[Begin]

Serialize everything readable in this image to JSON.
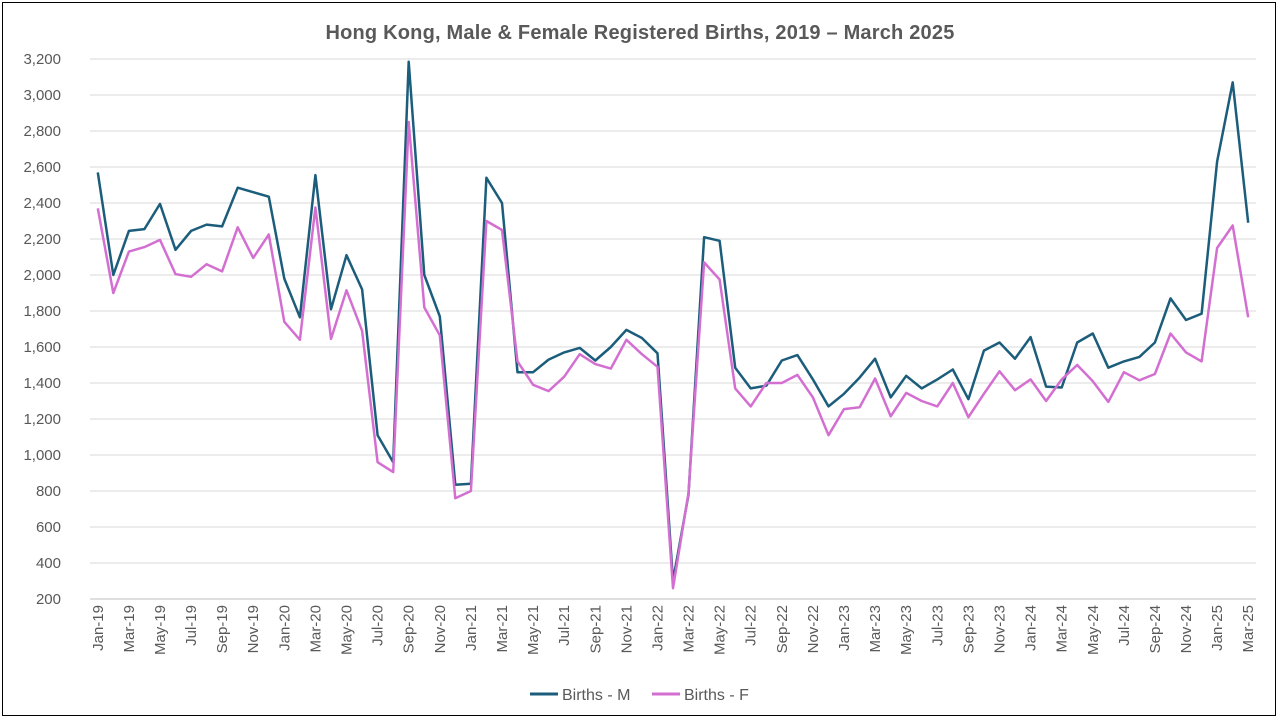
{
  "chart_data": {
    "type": "line",
    "title": "Hong Kong, Male & Female Registered Births, 2019 – March 2025",
    "xlabel": "",
    "ylabel": "",
    "ylim": [
      200,
      3200
    ],
    "yticks": [
      200,
      400,
      600,
      800,
      1000,
      1200,
      1400,
      1600,
      1800,
      2000,
      2200,
      2400,
      2600,
      2800,
      3000,
      3200
    ],
    "ytick_labels": [
      "200",
      "400",
      "600",
      "800",
      "1,000",
      "1,200",
      "1,400",
      "1,600",
      "1,800",
      "2,000",
      "2,200",
      "2,400",
      "2,600",
      "2,800",
      "3,000",
      "3,200"
    ],
    "grid": true,
    "legend_position": "bottom",
    "x": [
      "Jan-19",
      "Feb-19",
      "Mar-19",
      "Apr-19",
      "May-19",
      "Jun-19",
      "Jul-19",
      "Aug-19",
      "Sep-19",
      "Oct-19",
      "Nov-19",
      "Dec-19",
      "Jan-20",
      "Feb-20",
      "Mar-20",
      "Apr-20",
      "May-20",
      "Jun-20",
      "Jul-20",
      "Aug-20",
      "Sep-20",
      "Oct-20",
      "Nov-20",
      "Dec-20",
      "Jan-21",
      "Feb-21",
      "Mar-21",
      "Apr-21",
      "May-21",
      "Jun-21",
      "Jul-21",
      "Aug-21",
      "Sep-21",
      "Oct-21",
      "Nov-21",
      "Dec-21",
      "Jan-22",
      "Feb-22",
      "Mar-22",
      "Apr-22",
      "May-22",
      "Jun-22",
      "Jul-22",
      "Aug-22",
      "Sep-22",
      "Oct-22",
      "Nov-22",
      "Dec-22",
      "Jan-23",
      "Feb-23",
      "Mar-23",
      "Apr-23",
      "May-23",
      "Jun-23",
      "Jul-23",
      "Aug-23",
      "Sep-23",
      "Oct-23",
      "Nov-23",
      "Dec-23",
      "Jan-24",
      "Feb-24",
      "Mar-24",
      "Apr-24",
      "May-24",
      "Jun-24",
      "Jul-24",
      "Aug-24",
      "Sep-24",
      "Oct-24",
      "Nov-24",
      "Dec-24",
      "Jan-25",
      "Feb-25",
      "Mar-25"
    ],
    "series": [
      {
        "name": "Births - M",
        "color": "#1b5d7a",
        "values": [
          2570,
          2000,
          2245,
          2255,
          2395,
          2140,
          2245,
          2280,
          2270,
          2485,
          2460,
          2435,
          1980,
          1765,
          2555,
          1810,
          2110,
          1920,
          1110,
          960,
          3185,
          2000,
          1770,
          835,
          840,
          2540,
          2400,
          1460,
          1460,
          1530,
          1570,
          1595,
          1525,
          1600,
          1695,
          1650,
          1565,
          300,
          780,
          2210,
          2190,
          1485,
          1370,
          1385,
          1525,
          1555,
          1420,
          1270,
          1340,
          1430,
          1535,
          1320,
          1440,
          1370,
          1420,
          1475,
          1310,
          1580,
          1625,
          1535,
          1655,
          1380,
          1375,
          1625,
          1675,
          1485,
          1520,
          1545,
          1625,
          1870,
          1750,
          1785,
          2630,
          3070,
          2290
        ]
      },
      {
        "name": "Births - F",
        "color": "#d46fd2",
        "values": [
          2370,
          1900,
          2130,
          2155,
          2195,
          2005,
          1990,
          2060,
          2020,
          2265,
          2095,
          2225,
          1740,
          1640,
          2375,
          1645,
          1915,
          1690,
          960,
          905,
          2850,
          1820,
          1665,
          760,
          800,
          2300,
          2250,
          1520,
          1390,
          1355,
          1435,
          1560,
          1505,
          1480,
          1640,
          1560,
          1490,
          260,
          790,
          2070,
          1975,
          1370,
          1270,
          1400,
          1400,
          1445,
          1320,
          1110,
          1255,
          1265,
          1425,
          1215,
          1345,
          1300,
          1270,
          1400,
          1210,
          1340,
          1465,
          1360,
          1420,
          1300,
          1420,
          1500,
          1410,
          1295,
          1460,
          1415,
          1450,
          1675,
          1570,
          1520,
          2150,
          2275,
          1765
        ]
      }
    ]
  }
}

[End]

**INSTRUCTION**
Each entry shown above must be quoted exactly, with its pictures left out.

**SOLVED EXERCISE**
Serialize everything readable in this image to JSON.
{
  "chart_data": {
    "type": "line",
    "title": "Hong Kong, Male & Female Registered Births, 2019 – March 2025",
    "xlabel": "",
    "ylabel": "",
    "ylim": [
      200,
      3200
    ],
    "yticks": [
      200,
      400,
      600,
      800,
      1000,
      1200,
      1400,
      1600,
      1800,
      2000,
      2200,
      2400,
      2600,
      2800,
      3000,
      3200
    ],
    "ytick_labels": [
      "200",
      "400",
      "600",
      "800",
      "1,000",
      "1,200",
      "1,400",
      "1,600",
      "1,800",
      "2,000",
      "2,200",
      "2,400",
      "2,600",
      "2,800",
      "3,000",
      "3,200"
    ],
    "grid": true,
    "legend_position": "bottom",
    "x": [
      "Jan-19",
      "Feb-19",
      "Mar-19",
      "Apr-19",
      "May-19",
      "Jun-19",
      "Jul-19",
      "Aug-19",
      "Sep-19",
      "Oct-19",
      "Nov-19",
      "Dec-19",
      "Jan-20",
      "Feb-20",
      "Mar-20",
      "Apr-20",
      "May-20",
      "Jun-20",
      "Jul-20",
      "Aug-20",
      "Sep-20",
      "Oct-20",
      "Nov-20",
      "Dec-20",
      "Jan-21",
      "Feb-21",
      "Mar-21",
      "Apr-21",
      "May-21",
      "Jun-21",
      "Jul-21",
      "Aug-21",
      "Sep-21",
      "Oct-21",
      "Nov-21",
      "Dec-21",
      "Jan-22",
      "Feb-22",
      "Mar-22",
      "Apr-22",
      "May-22",
      "Jun-22",
      "Jul-22",
      "Aug-22",
      "Sep-22",
      "Oct-22",
      "Nov-22",
      "Dec-22",
      "Jan-23",
      "Feb-23",
      "Mar-23",
      "Apr-23",
      "May-23",
      "Jun-23",
      "Jul-23",
      "Aug-23",
      "Sep-23",
      "Oct-23",
      "Nov-23",
      "Dec-23",
      "Jan-24",
      "Feb-24",
      "Mar-24",
      "Apr-24",
      "May-24",
      "Jun-24",
      "Jul-24",
      "Aug-24",
      "Sep-24",
      "Oct-24",
      "Nov-24",
      "Dec-24",
      "Jan-25",
      "Feb-25",
      "Mar-25"
    ],
    "series": [
      {
        "name": "Births - M",
        "color": "#1b5d7a",
        "values": [
          2570,
          2000,
          2245,
          2255,
          2395,
          2140,
          2245,
          2280,
          2270,
          2485,
          2460,
          2435,
          1980,
          1765,
          2555,
          1810,
          2110,
          1920,
          1110,
          960,
          3185,
          2000,
          1770,
          835,
          840,
          2540,
          2400,
          1460,
          1460,
          1530,
          1570,
          1595,
          1525,
          1600,
          1695,
          1650,
          1565,
          300,
          780,
          2210,
          2190,
          1485,
          1370,
          1385,
          1525,
          1555,
          1420,
          1270,
          1340,
          1430,
          1535,
          1320,
          1440,
          1370,
          1420,
          1475,
          1310,
          1580,
          1625,
          1535,
          1655,
          1380,
          1375,
          1625,
          1675,
          1485,
          1520,
          1545,
          1625,
          1870,
          1750,
          1785,
          2630,
          3070,
          2290
        ]
      },
      {
        "name": "Births - F",
        "color": "#d46fd2",
        "values": [
          2370,
          1900,
          2130,
          2155,
          2195,
          2005,
          1990,
          2060,
          2020,
          2265,
          2095,
          2225,
          1740,
          1640,
          2375,
          1645,
          1915,
          1690,
          960,
          905,
          2850,
          1820,
          1665,
          760,
          800,
          2300,
          2250,
          1520,
          1390,
          1355,
          1435,
          1560,
          1505,
          1480,
          1640,
          1560,
          1490,
          260,
          790,
          2070,
          1975,
          1370,
          1270,
          1400,
          1400,
          1445,
          1320,
          1110,
          1255,
          1265,
          1425,
          1215,
          1345,
          1300,
          1270,
          1400,
          1210,
          1340,
          1465,
          1360,
          1420,
          1300,
          1420,
          1500,
          1410,
          1295,
          1460,
          1415,
          1450,
          1675,
          1570,
          1520,
          2150,
          2275,
          1765
        ]
      }
    ]
  }
}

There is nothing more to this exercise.